> _Given problem_: Rewrite each row below, swapping "bounding boxes" for "coordinate boxes" and leaving everything else unchanged. Omit the pictures.

--- begin ---

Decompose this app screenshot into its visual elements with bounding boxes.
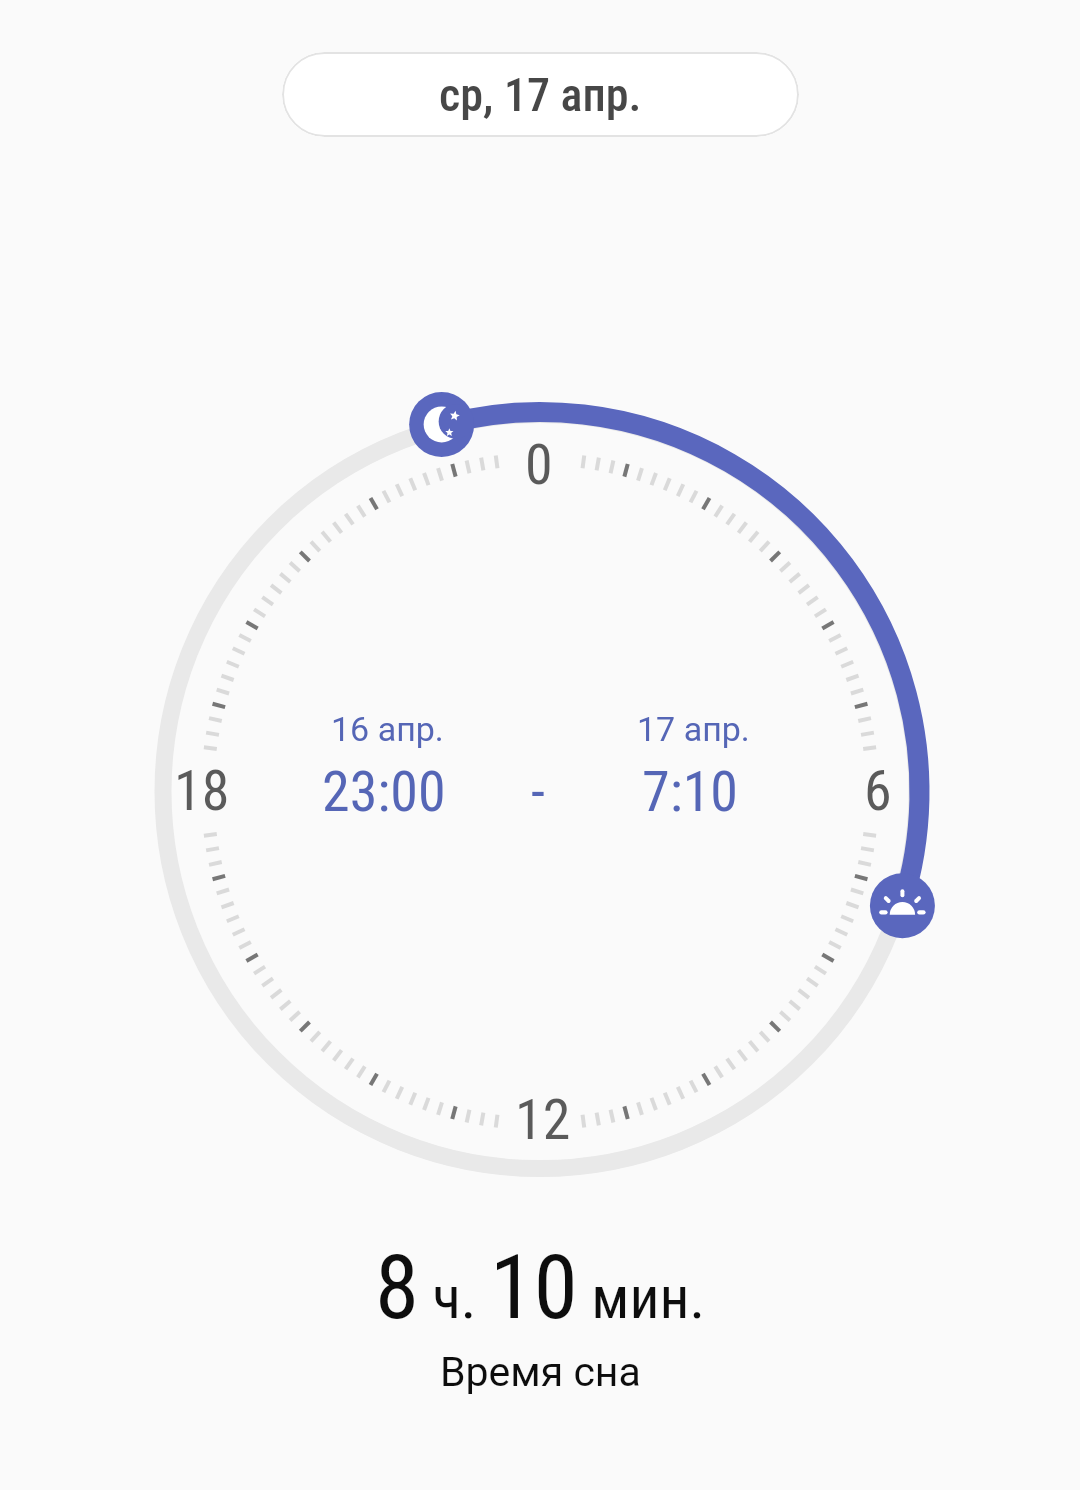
staticText: 18 (174, 758, 230, 824)
staticText: 23:00 (322, 759, 446, 825)
staticText: 0 (525, 432, 553, 498)
button[interactable]: ср, 17 апр. (282, 52, 799, 137)
staticText: 6 (864, 758, 892, 824)
staticText: 17 апр. (637, 709, 750, 749)
staticText: 8 ч. 10 мин. (375, 1235, 706, 1339)
staticText: 16 апр. (331, 709, 444, 749)
staticText: Время сна (440, 1348, 641, 1396)
staticText: 7:10 (642, 759, 739, 825)
staticText: 12 (515, 1087, 571, 1153)
staticText: ср, 17 апр. (439, 68, 642, 122)
staticText: - (531, 759, 545, 825)
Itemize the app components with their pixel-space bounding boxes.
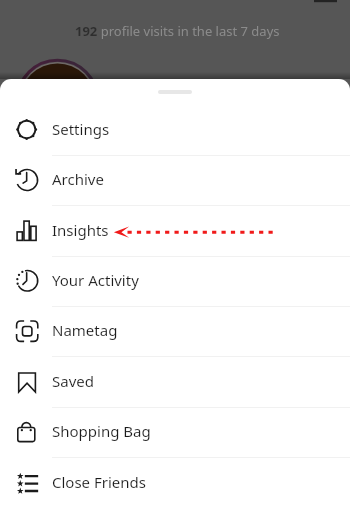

--- end ---

> _Reply to the exercise_:
Decompose this app screenshot into its visual elements with coordinate boxes.
staticText: 18 (174, 758, 230, 824)
staticText: 23:00 (322, 759, 446, 825)
staticText: 0 (525, 432, 553, 498)
button[interactable]: ср, 17 апр. (282, 52, 799, 137)
staticText: 6 (864, 758, 892, 824)
staticText: 17 апр. (637, 709, 750, 749)
staticText: 8 ч. 10 мин. (375, 1235, 706, 1339)
staticText: 16 апр. (331, 709, 444, 749)
staticText: Время сна (440, 1348, 641, 1396)
staticText: 7:10 (642, 759, 739, 825)
staticText: 12 (515, 1087, 571, 1153)
staticText: ср, 17 апр. (439, 68, 642, 122)
staticText: - (531, 759, 545, 825)
Itemize the app components with their pixel-space coordinate boxes.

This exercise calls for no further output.